- Stored records -

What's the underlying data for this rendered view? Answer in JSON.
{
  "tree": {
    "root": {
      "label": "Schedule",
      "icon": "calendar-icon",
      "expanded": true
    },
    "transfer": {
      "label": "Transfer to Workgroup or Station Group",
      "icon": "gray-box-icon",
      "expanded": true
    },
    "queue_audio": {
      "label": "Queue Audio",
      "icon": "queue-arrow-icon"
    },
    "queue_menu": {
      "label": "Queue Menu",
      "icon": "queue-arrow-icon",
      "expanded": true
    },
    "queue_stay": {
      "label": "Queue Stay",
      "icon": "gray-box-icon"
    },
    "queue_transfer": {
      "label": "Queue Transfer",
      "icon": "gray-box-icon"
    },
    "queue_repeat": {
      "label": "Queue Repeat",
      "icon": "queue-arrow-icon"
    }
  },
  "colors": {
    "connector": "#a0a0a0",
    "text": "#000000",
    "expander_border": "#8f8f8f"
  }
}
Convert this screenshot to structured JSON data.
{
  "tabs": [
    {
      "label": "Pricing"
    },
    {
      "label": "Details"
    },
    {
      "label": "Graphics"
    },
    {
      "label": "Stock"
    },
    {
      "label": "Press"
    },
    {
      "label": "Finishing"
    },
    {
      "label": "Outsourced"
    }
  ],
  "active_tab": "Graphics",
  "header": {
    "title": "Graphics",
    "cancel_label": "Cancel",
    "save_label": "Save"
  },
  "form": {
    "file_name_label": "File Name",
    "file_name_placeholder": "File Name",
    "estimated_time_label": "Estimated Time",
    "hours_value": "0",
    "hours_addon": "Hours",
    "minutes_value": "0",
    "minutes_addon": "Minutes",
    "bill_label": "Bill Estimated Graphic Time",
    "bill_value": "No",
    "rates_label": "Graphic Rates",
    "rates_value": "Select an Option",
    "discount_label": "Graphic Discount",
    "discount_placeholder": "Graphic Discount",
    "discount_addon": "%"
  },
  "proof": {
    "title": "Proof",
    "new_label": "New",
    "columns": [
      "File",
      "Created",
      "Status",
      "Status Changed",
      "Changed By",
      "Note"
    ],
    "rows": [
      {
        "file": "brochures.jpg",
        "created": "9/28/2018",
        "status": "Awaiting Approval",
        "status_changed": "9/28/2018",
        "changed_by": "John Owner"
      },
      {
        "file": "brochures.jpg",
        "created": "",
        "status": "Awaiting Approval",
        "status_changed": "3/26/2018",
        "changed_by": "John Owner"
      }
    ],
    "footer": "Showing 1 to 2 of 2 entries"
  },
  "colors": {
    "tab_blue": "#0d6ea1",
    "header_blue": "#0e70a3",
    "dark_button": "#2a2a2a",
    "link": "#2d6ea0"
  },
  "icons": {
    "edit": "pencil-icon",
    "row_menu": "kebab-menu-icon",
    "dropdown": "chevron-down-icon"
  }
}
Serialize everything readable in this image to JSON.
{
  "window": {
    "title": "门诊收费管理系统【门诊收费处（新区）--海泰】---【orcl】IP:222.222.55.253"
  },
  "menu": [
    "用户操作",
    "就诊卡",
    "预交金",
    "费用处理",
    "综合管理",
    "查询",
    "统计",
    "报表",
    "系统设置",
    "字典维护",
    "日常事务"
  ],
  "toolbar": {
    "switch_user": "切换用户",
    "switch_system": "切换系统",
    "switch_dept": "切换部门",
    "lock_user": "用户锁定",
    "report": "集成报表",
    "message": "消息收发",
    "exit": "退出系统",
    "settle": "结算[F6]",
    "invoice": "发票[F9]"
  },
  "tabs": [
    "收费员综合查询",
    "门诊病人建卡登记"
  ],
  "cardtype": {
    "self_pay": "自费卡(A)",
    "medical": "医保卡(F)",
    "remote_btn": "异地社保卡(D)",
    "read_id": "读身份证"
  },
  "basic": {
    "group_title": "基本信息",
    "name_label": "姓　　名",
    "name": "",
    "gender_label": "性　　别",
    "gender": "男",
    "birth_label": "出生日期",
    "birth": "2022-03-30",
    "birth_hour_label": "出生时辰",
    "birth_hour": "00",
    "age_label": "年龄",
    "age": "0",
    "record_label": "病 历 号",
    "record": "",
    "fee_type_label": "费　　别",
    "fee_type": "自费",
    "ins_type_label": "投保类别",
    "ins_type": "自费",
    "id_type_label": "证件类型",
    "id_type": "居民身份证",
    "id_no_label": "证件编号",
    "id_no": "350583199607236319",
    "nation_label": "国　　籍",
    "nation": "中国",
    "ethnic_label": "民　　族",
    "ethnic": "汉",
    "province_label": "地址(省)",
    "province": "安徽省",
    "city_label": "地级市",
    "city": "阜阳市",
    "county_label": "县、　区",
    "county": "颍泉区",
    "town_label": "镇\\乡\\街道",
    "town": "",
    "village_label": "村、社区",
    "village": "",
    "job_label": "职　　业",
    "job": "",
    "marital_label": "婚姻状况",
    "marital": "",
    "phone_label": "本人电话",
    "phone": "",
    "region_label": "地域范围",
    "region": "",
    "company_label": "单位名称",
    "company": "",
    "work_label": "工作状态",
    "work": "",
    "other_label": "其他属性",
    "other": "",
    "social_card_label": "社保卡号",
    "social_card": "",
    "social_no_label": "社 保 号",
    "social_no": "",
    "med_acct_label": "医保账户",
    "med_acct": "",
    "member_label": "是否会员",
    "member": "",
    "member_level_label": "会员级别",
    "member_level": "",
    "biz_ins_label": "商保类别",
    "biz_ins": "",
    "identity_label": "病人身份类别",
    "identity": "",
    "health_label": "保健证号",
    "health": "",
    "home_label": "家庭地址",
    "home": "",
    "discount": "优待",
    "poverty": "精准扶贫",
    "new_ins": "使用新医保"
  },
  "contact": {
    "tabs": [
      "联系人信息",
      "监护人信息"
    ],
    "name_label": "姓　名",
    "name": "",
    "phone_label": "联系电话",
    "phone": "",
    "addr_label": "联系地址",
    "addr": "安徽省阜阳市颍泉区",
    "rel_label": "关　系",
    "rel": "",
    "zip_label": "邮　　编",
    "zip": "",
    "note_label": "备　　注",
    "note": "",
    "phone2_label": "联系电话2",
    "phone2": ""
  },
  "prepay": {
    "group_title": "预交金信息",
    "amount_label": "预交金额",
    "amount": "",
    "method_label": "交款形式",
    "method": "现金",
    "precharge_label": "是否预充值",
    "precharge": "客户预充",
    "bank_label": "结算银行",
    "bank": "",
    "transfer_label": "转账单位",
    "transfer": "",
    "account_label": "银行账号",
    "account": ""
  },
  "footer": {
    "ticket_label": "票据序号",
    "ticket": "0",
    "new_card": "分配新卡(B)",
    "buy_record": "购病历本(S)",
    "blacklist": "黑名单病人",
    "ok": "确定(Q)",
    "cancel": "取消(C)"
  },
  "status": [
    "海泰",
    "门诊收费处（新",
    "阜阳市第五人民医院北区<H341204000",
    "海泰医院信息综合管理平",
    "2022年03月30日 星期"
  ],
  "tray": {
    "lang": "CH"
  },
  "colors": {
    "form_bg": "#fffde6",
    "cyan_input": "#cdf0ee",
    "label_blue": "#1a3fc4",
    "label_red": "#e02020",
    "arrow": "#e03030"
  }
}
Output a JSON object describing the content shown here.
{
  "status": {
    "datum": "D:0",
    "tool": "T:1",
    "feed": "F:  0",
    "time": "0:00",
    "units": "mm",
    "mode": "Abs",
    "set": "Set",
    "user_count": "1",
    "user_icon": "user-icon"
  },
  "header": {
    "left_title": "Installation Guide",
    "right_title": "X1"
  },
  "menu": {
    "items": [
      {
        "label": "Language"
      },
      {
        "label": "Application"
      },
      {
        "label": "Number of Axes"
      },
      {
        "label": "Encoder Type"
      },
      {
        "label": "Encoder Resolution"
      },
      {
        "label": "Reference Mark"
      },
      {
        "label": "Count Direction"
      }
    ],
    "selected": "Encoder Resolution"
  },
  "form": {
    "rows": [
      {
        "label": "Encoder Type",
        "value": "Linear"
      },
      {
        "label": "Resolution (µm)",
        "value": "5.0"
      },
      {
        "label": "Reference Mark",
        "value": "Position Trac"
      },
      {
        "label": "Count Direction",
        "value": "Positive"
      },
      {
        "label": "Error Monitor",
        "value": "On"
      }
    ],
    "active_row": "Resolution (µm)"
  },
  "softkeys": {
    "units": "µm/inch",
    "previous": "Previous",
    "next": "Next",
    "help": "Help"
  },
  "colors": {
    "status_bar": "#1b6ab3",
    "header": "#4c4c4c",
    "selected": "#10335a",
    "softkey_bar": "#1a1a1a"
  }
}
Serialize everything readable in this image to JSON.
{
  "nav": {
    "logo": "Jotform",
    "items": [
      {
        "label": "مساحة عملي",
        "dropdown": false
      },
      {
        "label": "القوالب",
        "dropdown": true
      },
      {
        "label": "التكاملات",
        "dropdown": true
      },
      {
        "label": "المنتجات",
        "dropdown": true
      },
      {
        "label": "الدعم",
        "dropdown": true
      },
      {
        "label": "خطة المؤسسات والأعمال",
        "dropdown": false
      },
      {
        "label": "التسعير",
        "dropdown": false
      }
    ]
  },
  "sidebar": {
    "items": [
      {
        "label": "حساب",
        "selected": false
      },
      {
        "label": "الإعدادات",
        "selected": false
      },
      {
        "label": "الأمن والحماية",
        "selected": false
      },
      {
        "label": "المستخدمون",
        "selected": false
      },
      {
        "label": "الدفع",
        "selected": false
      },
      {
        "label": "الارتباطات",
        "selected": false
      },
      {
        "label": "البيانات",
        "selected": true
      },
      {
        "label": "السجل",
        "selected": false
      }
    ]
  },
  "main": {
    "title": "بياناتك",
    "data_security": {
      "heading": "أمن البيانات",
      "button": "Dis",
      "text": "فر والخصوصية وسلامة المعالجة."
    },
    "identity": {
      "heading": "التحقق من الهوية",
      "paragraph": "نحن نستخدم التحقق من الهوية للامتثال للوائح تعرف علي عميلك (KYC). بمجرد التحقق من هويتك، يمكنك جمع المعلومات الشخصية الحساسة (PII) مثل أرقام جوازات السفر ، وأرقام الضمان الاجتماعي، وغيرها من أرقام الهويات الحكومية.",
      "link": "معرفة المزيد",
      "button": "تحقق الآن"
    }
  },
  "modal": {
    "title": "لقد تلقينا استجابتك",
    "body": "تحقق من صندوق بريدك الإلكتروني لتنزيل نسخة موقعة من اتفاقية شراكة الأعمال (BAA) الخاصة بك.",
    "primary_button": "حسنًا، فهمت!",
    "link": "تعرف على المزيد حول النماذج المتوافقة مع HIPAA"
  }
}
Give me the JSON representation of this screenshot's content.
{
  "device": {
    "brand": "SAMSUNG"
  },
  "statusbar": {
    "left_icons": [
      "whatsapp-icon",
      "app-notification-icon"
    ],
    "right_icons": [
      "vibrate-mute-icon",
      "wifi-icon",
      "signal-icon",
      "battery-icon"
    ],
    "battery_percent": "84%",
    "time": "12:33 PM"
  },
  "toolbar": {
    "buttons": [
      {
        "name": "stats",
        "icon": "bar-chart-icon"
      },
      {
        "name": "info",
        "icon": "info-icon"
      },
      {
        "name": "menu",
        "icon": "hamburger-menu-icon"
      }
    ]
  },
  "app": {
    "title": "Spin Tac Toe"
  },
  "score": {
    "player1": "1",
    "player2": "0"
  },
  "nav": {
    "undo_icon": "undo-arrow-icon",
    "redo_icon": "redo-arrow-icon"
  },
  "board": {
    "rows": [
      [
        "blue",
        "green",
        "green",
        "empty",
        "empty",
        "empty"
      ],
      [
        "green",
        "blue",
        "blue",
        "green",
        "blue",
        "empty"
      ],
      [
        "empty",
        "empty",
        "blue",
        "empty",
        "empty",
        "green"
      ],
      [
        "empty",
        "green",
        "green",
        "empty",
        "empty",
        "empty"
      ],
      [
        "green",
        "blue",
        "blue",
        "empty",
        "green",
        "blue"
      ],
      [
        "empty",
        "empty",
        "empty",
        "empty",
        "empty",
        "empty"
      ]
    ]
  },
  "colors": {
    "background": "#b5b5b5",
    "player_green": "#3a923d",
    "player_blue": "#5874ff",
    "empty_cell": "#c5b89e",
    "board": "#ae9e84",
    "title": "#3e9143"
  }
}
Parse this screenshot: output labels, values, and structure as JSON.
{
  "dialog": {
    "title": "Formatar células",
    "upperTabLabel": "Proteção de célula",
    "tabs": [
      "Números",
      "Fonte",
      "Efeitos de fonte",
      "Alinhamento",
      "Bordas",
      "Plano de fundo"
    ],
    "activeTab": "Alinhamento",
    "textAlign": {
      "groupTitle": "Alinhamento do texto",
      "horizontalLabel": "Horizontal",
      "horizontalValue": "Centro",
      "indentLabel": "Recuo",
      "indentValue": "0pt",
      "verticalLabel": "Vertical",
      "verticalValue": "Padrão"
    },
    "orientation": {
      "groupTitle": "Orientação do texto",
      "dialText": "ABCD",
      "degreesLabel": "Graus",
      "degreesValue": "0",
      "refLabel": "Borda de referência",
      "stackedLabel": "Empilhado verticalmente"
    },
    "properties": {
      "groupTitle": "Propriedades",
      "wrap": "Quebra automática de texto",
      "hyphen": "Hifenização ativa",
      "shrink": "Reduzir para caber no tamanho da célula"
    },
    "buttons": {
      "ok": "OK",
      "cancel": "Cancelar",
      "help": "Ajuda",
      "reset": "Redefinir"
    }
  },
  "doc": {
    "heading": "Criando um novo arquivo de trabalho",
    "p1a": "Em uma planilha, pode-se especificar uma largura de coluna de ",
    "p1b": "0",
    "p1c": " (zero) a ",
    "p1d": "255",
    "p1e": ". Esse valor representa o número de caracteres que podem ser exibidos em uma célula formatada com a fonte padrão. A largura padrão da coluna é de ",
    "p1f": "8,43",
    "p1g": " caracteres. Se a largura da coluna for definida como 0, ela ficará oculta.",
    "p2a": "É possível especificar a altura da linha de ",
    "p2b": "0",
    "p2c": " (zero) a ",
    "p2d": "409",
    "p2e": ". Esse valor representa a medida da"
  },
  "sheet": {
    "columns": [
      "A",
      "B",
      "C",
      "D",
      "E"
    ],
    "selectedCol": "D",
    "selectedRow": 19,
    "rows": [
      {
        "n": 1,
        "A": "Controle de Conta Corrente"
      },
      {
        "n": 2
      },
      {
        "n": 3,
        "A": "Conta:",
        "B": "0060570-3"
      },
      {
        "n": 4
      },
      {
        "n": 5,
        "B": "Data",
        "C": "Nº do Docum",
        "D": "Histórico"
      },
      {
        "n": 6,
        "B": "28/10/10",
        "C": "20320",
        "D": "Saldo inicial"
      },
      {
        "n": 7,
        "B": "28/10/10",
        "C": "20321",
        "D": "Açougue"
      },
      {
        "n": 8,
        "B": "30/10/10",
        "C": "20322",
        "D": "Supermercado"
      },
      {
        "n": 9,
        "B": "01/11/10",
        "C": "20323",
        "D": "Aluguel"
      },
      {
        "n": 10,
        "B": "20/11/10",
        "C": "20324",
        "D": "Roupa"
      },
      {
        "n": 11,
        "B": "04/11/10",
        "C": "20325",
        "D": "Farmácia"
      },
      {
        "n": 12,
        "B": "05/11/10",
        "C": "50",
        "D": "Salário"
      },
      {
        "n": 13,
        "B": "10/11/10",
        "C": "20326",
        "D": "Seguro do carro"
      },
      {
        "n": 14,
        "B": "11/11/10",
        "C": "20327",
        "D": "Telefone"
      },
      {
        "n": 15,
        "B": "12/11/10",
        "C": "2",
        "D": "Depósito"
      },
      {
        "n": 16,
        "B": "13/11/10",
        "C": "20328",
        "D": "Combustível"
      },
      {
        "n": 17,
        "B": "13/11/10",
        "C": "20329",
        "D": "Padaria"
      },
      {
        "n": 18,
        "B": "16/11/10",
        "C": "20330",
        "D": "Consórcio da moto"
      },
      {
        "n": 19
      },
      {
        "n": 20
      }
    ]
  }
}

- Given request -
Copy out each line of the entries that holds "caracteres".

- Complete answer -
    "p1e": ". Esse valor representa o número de caracteres que podem ser exibidos em uma célula formatada com a fonte padrão. A largura padrão da coluna é de ",
    "p1g": " caracteres. Se a largura da coluna for definida como 0, ela ficará oculta.",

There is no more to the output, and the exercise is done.